> **RECORDS PROVIDED**
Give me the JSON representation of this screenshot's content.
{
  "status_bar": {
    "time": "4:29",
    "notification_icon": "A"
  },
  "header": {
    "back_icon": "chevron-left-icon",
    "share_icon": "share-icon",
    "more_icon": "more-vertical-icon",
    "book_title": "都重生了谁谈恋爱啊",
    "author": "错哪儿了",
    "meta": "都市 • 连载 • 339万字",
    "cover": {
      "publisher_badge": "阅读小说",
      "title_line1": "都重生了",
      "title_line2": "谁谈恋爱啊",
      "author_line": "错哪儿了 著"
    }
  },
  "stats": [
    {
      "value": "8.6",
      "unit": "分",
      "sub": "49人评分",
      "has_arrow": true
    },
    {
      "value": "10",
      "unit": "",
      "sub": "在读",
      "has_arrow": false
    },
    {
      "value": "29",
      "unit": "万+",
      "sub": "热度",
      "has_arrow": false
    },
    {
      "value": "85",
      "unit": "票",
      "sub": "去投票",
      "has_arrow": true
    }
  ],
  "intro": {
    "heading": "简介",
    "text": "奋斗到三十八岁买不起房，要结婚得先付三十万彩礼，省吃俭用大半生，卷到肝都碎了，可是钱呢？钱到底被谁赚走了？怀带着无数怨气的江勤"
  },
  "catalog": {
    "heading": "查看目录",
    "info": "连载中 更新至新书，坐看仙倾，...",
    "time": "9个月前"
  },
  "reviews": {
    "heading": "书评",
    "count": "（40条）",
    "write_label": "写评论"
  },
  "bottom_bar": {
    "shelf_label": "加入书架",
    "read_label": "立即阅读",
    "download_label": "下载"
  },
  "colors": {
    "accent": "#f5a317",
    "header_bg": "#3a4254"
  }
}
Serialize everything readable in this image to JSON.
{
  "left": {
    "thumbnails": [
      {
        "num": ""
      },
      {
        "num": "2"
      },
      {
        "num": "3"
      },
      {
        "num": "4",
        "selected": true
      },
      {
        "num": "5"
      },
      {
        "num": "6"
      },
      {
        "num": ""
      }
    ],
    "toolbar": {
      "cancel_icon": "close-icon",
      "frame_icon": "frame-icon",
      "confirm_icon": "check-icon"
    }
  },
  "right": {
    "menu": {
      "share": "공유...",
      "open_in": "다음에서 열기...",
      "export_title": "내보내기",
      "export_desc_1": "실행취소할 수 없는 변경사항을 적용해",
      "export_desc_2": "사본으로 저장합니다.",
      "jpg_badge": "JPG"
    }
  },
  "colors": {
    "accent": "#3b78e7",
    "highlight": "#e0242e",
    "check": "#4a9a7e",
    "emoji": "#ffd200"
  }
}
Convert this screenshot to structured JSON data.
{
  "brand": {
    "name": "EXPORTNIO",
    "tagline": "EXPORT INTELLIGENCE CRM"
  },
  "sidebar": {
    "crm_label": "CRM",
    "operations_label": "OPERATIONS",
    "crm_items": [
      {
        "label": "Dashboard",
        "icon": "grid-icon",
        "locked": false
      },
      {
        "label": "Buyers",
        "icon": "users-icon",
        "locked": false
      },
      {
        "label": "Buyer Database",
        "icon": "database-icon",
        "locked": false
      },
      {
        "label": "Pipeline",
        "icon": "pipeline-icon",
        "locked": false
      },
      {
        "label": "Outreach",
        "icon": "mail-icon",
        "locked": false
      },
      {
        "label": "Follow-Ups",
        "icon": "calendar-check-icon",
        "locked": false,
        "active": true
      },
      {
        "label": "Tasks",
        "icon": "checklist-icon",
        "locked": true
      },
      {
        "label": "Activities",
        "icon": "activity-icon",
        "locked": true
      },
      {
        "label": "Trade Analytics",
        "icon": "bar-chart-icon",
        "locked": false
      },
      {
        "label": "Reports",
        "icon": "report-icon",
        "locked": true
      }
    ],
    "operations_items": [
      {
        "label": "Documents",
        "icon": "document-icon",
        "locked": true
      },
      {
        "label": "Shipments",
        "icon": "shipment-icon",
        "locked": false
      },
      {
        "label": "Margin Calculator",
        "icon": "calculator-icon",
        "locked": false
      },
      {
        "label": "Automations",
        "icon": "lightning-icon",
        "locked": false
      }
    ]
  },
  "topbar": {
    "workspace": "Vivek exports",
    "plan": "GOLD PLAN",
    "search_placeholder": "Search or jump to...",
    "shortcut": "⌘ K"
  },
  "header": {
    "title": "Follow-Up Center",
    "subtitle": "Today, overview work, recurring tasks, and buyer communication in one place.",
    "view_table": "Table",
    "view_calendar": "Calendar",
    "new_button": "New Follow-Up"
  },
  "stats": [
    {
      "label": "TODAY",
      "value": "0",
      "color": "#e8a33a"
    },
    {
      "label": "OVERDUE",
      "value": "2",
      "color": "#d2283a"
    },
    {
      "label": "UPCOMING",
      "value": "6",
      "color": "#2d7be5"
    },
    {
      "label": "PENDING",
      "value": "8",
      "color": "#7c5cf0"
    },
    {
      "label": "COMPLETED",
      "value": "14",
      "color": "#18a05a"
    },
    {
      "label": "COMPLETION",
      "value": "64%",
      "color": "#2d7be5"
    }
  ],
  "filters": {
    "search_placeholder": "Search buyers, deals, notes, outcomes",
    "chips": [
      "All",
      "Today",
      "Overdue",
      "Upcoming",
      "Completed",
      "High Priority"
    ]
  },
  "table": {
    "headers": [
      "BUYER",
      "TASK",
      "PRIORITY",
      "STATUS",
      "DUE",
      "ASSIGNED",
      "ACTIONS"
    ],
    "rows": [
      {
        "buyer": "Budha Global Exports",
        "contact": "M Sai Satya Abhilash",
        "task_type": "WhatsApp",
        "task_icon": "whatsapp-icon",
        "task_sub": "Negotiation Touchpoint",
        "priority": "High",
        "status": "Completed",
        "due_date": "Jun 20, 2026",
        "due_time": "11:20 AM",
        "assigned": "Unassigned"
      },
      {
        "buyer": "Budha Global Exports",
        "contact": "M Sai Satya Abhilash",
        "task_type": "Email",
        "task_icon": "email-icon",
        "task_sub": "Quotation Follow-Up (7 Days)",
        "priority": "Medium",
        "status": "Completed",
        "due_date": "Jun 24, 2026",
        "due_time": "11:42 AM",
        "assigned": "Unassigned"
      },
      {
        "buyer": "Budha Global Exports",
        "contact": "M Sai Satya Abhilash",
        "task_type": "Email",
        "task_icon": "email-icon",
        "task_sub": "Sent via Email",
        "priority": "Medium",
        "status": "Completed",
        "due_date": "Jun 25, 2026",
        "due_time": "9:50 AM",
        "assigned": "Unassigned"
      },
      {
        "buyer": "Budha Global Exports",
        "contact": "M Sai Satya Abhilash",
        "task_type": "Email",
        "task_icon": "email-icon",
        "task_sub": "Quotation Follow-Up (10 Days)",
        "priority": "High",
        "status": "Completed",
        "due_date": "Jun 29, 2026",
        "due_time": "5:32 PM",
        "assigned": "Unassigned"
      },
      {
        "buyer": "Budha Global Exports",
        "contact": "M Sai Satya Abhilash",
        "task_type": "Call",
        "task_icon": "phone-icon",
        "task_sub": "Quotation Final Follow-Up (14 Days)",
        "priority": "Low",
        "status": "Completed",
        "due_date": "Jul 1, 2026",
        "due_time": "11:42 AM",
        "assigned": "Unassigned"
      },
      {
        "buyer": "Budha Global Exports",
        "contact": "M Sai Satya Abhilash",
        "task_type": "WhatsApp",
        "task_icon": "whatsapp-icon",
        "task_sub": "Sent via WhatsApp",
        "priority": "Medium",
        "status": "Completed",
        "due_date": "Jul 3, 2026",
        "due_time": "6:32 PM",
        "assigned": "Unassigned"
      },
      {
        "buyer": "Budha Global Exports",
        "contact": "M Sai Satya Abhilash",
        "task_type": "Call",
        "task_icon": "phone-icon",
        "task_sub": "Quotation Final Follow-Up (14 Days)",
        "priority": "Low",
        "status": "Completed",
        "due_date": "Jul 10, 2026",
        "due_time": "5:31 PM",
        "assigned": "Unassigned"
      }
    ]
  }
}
--
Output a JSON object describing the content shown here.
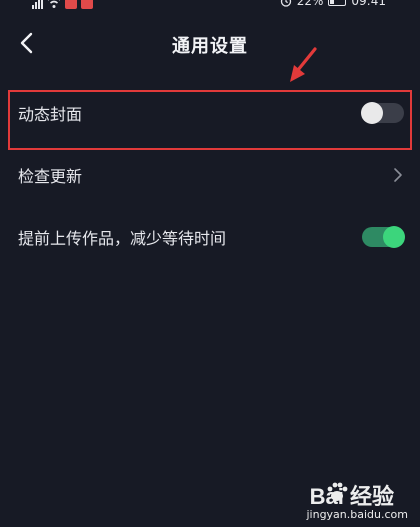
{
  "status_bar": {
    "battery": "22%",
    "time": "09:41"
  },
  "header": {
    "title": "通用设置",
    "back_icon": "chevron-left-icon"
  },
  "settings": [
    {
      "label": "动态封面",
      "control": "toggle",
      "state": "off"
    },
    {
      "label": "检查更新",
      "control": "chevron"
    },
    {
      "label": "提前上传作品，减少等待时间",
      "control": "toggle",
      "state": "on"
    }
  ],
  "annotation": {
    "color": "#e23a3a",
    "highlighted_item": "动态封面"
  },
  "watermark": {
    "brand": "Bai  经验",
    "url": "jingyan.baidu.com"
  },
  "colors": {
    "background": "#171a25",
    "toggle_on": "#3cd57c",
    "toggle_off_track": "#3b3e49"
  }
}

> **PROBLEM REQUIREMENTS**
Find the word "Follow" and list each line it appears in.

> **REPLY TO THE TASK**
        "label": "Follow-Ups",
    "title": "Follow-Up Center",
    "new_button": "New Follow-Up"
        "task_sub": "Quotation Follow-Up (7 Days)",
        "task_sub": "Quotation Follow-Up (10 Days)",
        "task_sub": "Quotation Final Follow-Up (14 Days)",
        "task_sub": "Quotation Final Follow-Up (14 Days)",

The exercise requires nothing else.